What the task requires
Comb the records below for the string "title" and copy each line where it turns up.

— start Available data —

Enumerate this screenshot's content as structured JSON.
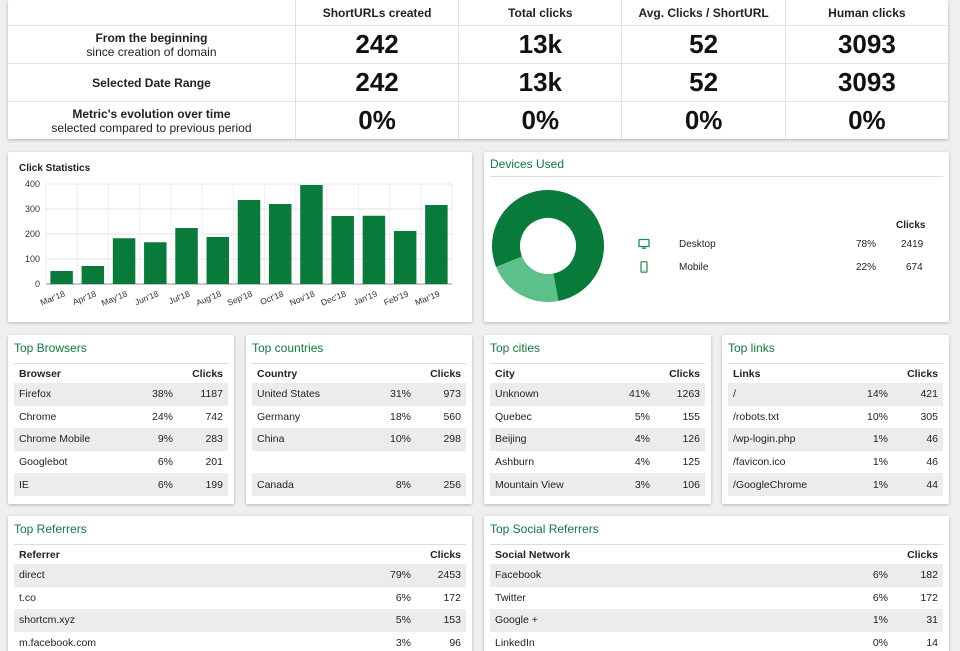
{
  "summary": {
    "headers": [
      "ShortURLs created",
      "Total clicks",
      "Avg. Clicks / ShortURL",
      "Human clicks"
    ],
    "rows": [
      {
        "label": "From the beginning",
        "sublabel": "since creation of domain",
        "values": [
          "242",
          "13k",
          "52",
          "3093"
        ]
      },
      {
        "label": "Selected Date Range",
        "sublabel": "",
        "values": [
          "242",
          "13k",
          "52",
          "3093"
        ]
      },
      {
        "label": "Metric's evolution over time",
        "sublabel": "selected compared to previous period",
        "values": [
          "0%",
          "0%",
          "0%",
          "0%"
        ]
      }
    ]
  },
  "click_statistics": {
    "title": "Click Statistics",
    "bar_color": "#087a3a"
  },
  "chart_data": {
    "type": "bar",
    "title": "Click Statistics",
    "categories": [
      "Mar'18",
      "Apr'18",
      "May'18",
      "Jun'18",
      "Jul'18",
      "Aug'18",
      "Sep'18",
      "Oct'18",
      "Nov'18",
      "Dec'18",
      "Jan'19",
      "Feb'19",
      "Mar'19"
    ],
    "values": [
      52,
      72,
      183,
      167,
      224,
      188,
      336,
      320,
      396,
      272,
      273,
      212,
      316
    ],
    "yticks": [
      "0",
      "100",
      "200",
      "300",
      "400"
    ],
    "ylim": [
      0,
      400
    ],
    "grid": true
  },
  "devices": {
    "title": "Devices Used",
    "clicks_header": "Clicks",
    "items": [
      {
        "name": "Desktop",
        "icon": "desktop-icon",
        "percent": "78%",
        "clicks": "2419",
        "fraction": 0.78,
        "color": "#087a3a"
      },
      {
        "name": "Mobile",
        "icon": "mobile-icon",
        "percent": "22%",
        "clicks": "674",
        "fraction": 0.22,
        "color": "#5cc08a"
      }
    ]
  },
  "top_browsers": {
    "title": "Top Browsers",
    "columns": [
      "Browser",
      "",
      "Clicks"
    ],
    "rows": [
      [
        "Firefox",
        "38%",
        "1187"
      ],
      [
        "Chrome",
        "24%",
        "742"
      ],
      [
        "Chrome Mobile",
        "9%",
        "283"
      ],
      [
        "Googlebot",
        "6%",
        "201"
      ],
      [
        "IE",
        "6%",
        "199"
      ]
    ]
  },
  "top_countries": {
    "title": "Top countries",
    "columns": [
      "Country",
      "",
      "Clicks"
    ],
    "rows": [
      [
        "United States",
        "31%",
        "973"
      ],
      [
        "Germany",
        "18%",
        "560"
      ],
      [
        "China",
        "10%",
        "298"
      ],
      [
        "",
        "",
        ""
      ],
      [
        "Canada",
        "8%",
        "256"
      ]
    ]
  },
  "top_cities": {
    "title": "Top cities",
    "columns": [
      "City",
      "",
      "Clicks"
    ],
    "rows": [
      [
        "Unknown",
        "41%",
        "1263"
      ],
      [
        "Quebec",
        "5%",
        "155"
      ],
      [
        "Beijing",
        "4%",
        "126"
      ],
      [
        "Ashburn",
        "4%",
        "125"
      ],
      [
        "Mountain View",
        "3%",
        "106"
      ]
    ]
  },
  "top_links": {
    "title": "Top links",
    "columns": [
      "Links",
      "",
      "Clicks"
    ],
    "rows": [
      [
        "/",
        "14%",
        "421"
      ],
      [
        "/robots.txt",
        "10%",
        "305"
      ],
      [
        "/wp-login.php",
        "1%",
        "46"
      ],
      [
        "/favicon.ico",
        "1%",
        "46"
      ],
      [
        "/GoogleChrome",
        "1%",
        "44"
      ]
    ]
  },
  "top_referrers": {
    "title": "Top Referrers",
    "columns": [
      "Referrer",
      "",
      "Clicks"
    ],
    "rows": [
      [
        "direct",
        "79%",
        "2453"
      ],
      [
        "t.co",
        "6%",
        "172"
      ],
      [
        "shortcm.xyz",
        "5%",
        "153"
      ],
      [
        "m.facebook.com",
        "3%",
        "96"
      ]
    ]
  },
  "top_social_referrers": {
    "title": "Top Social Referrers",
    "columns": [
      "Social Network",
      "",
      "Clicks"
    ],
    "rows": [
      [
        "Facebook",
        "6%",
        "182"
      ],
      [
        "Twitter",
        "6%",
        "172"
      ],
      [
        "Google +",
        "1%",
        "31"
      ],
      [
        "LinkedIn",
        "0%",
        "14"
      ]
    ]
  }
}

— end Available data —

Answer
    "title": "Click Statistics",
    "title": "Click Statistics",
    "title": "Devices Used",
    "title": "Top Browsers",
    "title": "Top countries",
    "title": "Top cities",
    "title": "Top links",
    "title": "Top Referrers",
    "title": "Top Social Referrers",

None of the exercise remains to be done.